Stated problem: Repeat the data below exactly, dropping any pictures it holds.

Given data:
= = = = = = =

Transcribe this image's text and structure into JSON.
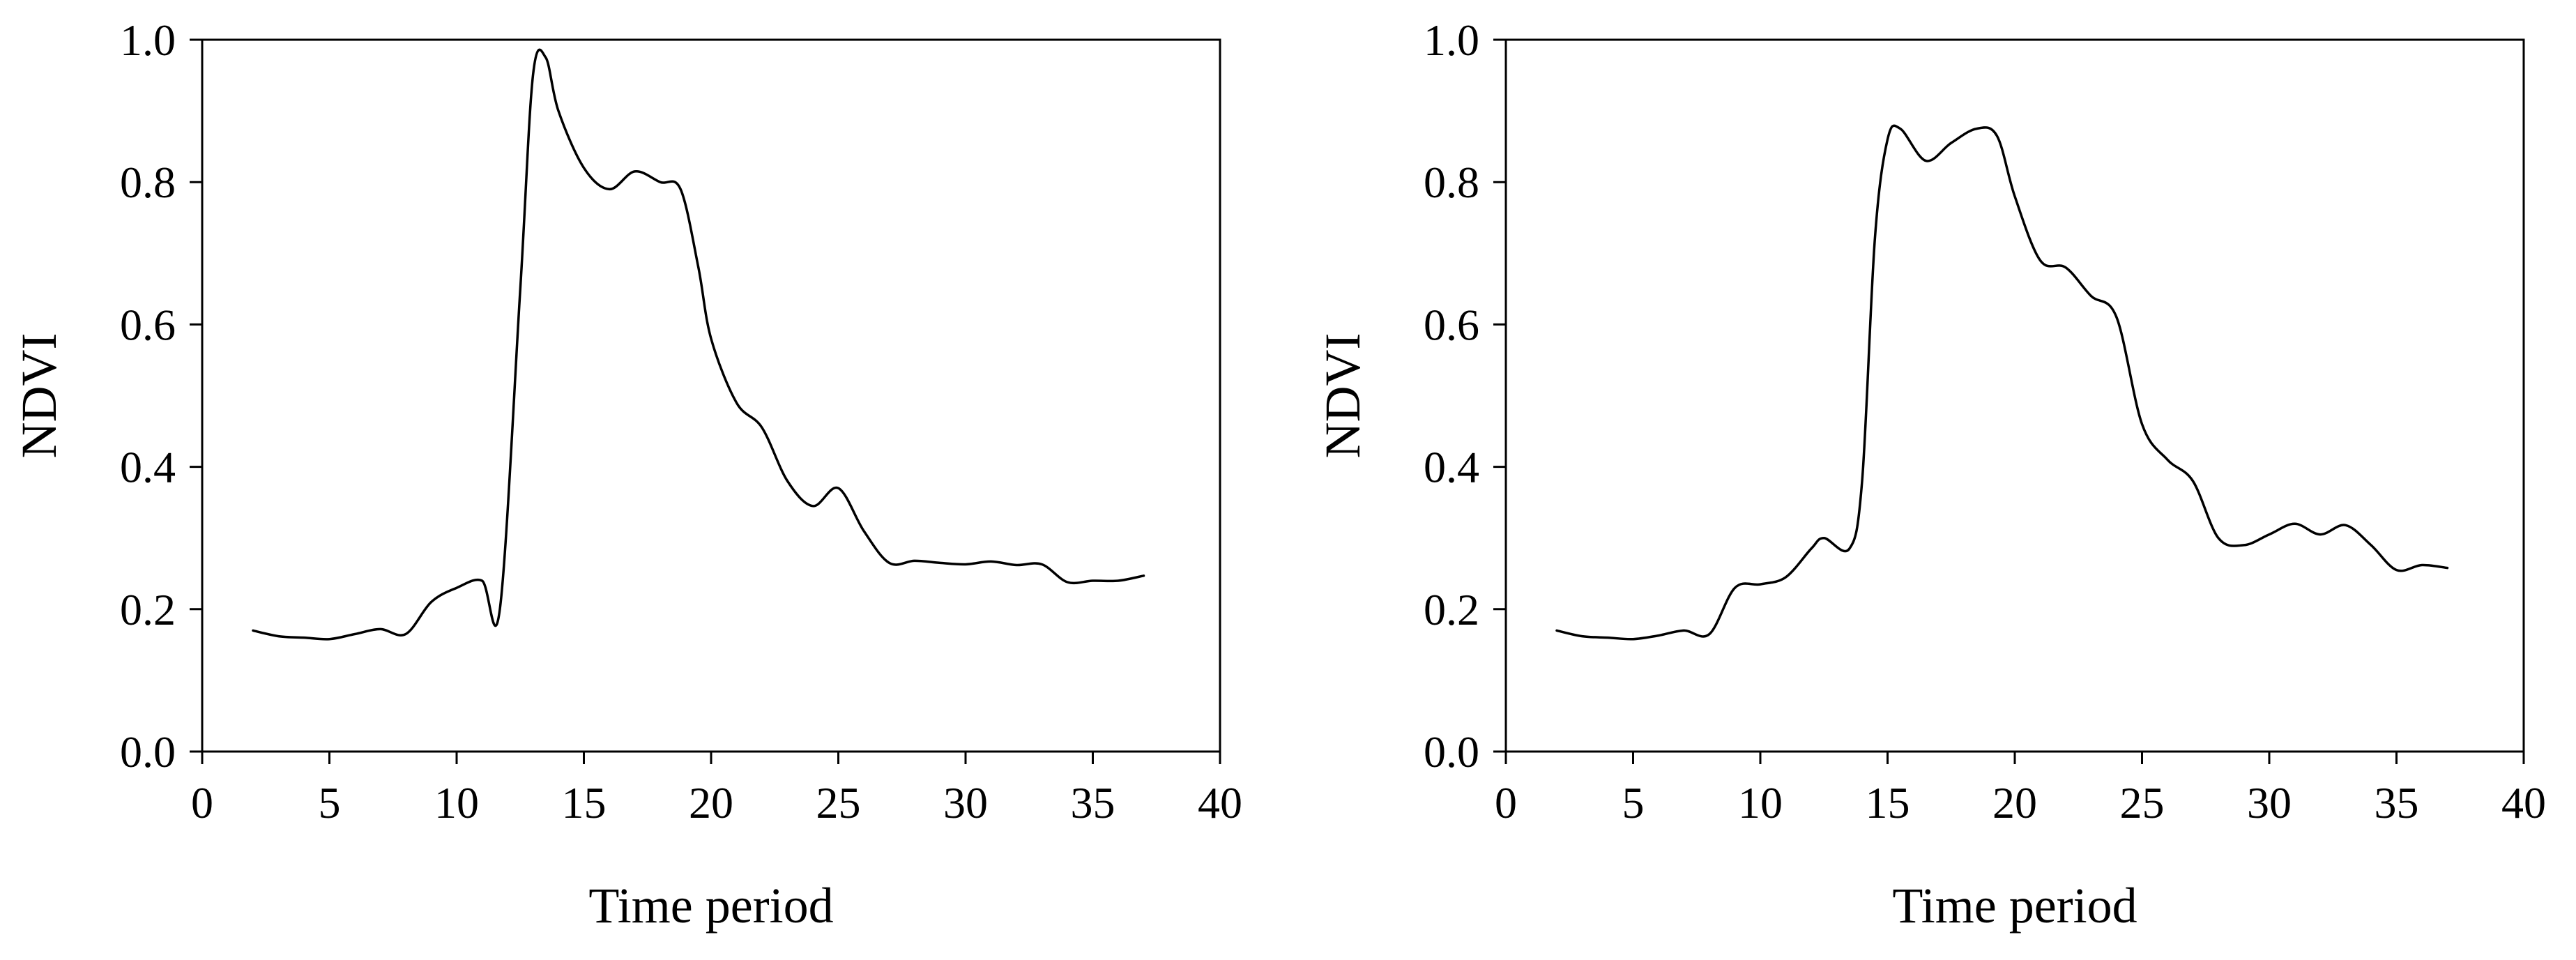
{
  "chart_data": [
    {
      "type": "line",
      "title": "",
      "xlabel": "Time period",
      "ylabel": "NDVI",
      "xlim": [
        0,
        40
      ],
      "ylim": [
        0.0,
        1.0
      ],
      "x_ticks": [
        0,
        5,
        10,
        15,
        20,
        25,
        30,
        35,
        40
      ],
      "y_ticks": [
        0.0,
        0.2,
        0.4,
        0.6,
        0.8,
        1.0
      ],
      "x_tick_labels": [
        "0",
        "5",
        "10",
        "15",
        "20",
        "25",
        "30",
        "35",
        "40"
      ],
      "y_tick_labels": [
        "0.0",
        "0.2",
        "0.4",
        "0.6",
        "0.8",
        "1.0"
      ],
      "grid": false,
      "series": [
        {
          "color": "#000000",
          "x": [
            2,
            3,
            4,
            5,
            6,
            7,
            8,
            9,
            10,
            11,
            11.7,
            12.5,
            13,
            13.5,
            14,
            15,
            16,
            17,
            18,
            18.8,
            19.5,
            20,
            21,
            22,
            23,
            24,
            25,
            26,
            27,
            28,
            29,
            30,
            31,
            32,
            33,
            34,
            35,
            36,
            37
          ],
          "y": [
            0.17,
            0.162,
            0.16,
            0.158,
            0.165,
            0.172,
            0.165,
            0.21,
            0.23,
            0.24,
            0.2,
            0.65,
            0.95,
            0.975,
            0.9,
            0.82,
            0.79,
            0.815,
            0.8,
            0.79,
            0.68,
            0.58,
            0.49,
            0.455,
            0.38,
            0.345,
            0.37,
            0.31,
            0.265,
            0.268,
            0.265,
            0.263,
            0.267,
            0.262,
            0.263,
            0.238,
            0.24,
            0.24,
            0.247
          ]
        }
      ]
    },
    {
      "type": "line",
      "title": "",
      "xlabel": "Time period",
      "ylabel": "NDVI",
      "xlim": [
        0,
        40
      ],
      "ylim": [
        0.0,
        1.0
      ],
      "x_ticks": [
        0,
        5,
        10,
        15,
        20,
        25,
        30,
        35,
        40
      ],
      "y_ticks": [
        0.0,
        0.2,
        0.4,
        0.6,
        0.8,
        1.0
      ],
      "x_tick_labels": [
        "0",
        "5",
        "10",
        "15",
        "20",
        "25",
        "30",
        "35",
        "40"
      ],
      "y_tick_labels": [
        "0.0",
        "0.2",
        "0.4",
        "0.6",
        "0.8",
        "1.0"
      ],
      "grid": false,
      "series": [
        {
          "color": "#000000",
          "x": [
            2,
            3,
            4,
            5,
            6,
            7,
            8,
            9,
            10,
            11,
            12,
            12.5,
            13.5,
            14,
            14.5,
            15,
            15.5,
            16.5,
            17.5,
            18.5,
            19.3,
            20,
            21,
            22,
            23,
            24,
            25,
            26,
            27,
            28,
            29,
            30,
            31,
            32,
            33,
            34,
            35,
            36,
            37
          ],
          "y": [
            0.17,
            0.162,
            0.16,
            0.158,
            0.163,
            0.17,
            0.165,
            0.23,
            0.235,
            0.245,
            0.285,
            0.3,
            0.285,
            0.38,
            0.72,
            0.86,
            0.875,
            0.83,
            0.855,
            0.875,
            0.865,
            0.78,
            0.69,
            0.68,
            0.64,
            0.61,
            0.46,
            0.41,
            0.38,
            0.3,
            0.29,
            0.305,
            0.32,
            0.305,
            0.318,
            0.29,
            0.255,
            0.262,
            0.258
          ]
        }
      ]
    }
  ]
}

= = = = = = =

Solved exercise:
Transcribe this image's text and structure into JSON.
{
  "chart_data": [
    {
      "type": "line",
      "title": "",
      "xlabel": "Time period",
      "ylabel": "NDVI",
      "xlim": [
        0,
        40
      ],
      "ylim": [
        0.0,
        1.0
      ],
      "x_ticks": [
        0,
        5,
        10,
        15,
        20,
        25,
        30,
        35,
        40
      ],
      "y_ticks": [
        0.0,
        0.2,
        0.4,
        0.6,
        0.8,
        1.0
      ],
      "x_tick_labels": [
        "0",
        "5",
        "10",
        "15",
        "20",
        "25",
        "30",
        "35",
        "40"
      ],
      "y_tick_labels": [
        "0.0",
        "0.2",
        "0.4",
        "0.6",
        "0.8",
        "1.0"
      ],
      "grid": false,
      "series": [
        {
          "color": "#000000",
          "x": [
            2,
            3,
            4,
            5,
            6,
            7,
            8,
            9,
            10,
            11,
            11.7,
            12.5,
            13,
            13.5,
            14,
            15,
            16,
            17,
            18,
            18.8,
            19.5,
            20,
            21,
            22,
            23,
            24,
            25,
            26,
            27,
            28,
            29,
            30,
            31,
            32,
            33,
            34,
            35,
            36,
            37
          ],
          "y": [
            0.17,
            0.162,
            0.16,
            0.158,
            0.165,
            0.172,
            0.165,
            0.21,
            0.23,
            0.24,
            0.2,
            0.65,
            0.95,
            0.975,
            0.9,
            0.82,
            0.79,
            0.815,
            0.8,
            0.79,
            0.68,
            0.58,
            0.49,
            0.455,
            0.38,
            0.345,
            0.37,
            0.31,
            0.265,
            0.268,
            0.265,
            0.263,
            0.267,
            0.262,
            0.263,
            0.238,
            0.24,
            0.24,
            0.247
          ]
        }
      ]
    },
    {
      "type": "line",
      "title": "",
      "xlabel": "Time period",
      "ylabel": "NDVI",
      "xlim": [
        0,
        40
      ],
      "ylim": [
        0.0,
        1.0
      ],
      "x_ticks": [
        0,
        5,
        10,
        15,
        20,
        25,
        30,
        35,
        40
      ],
      "y_ticks": [
        0.0,
        0.2,
        0.4,
        0.6,
        0.8,
        1.0
      ],
      "x_tick_labels": [
        "0",
        "5",
        "10",
        "15",
        "20",
        "25",
        "30",
        "35",
        "40"
      ],
      "y_tick_labels": [
        "0.0",
        "0.2",
        "0.4",
        "0.6",
        "0.8",
        "1.0"
      ],
      "grid": false,
      "series": [
        {
          "color": "#000000",
          "x": [
            2,
            3,
            4,
            5,
            6,
            7,
            8,
            9,
            10,
            11,
            12,
            12.5,
            13.5,
            14,
            14.5,
            15,
            15.5,
            16.5,
            17.5,
            18.5,
            19.3,
            20,
            21,
            22,
            23,
            24,
            25,
            26,
            27,
            28,
            29,
            30,
            31,
            32,
            33,
            34,
            35,
            36,
            37
          ],
          "y": [
            0.17,
            0.162,
            0.16,
            0.158,
            0.163,
            0.17,
            0.165,
            0.23,
            0.235,
            0.245,
            0.285,
            0.3,
            0.285,
            0.38,
            0.72,
            0.86,
            0.875,
            0.83,
            0.855,
            0.875,
            0.865,
            0.78,
            0.69,
            0.68,
            0.64,
            0.61,
            0.46,
            0.41,
            0.38,
            0.3,
            0.29,
            0.305,
            0.32,
            0.305,
            0.318,
            0.29,
            0.255,
            0.262,
            0.258
          ]
        }
      ]
    }
  ]
}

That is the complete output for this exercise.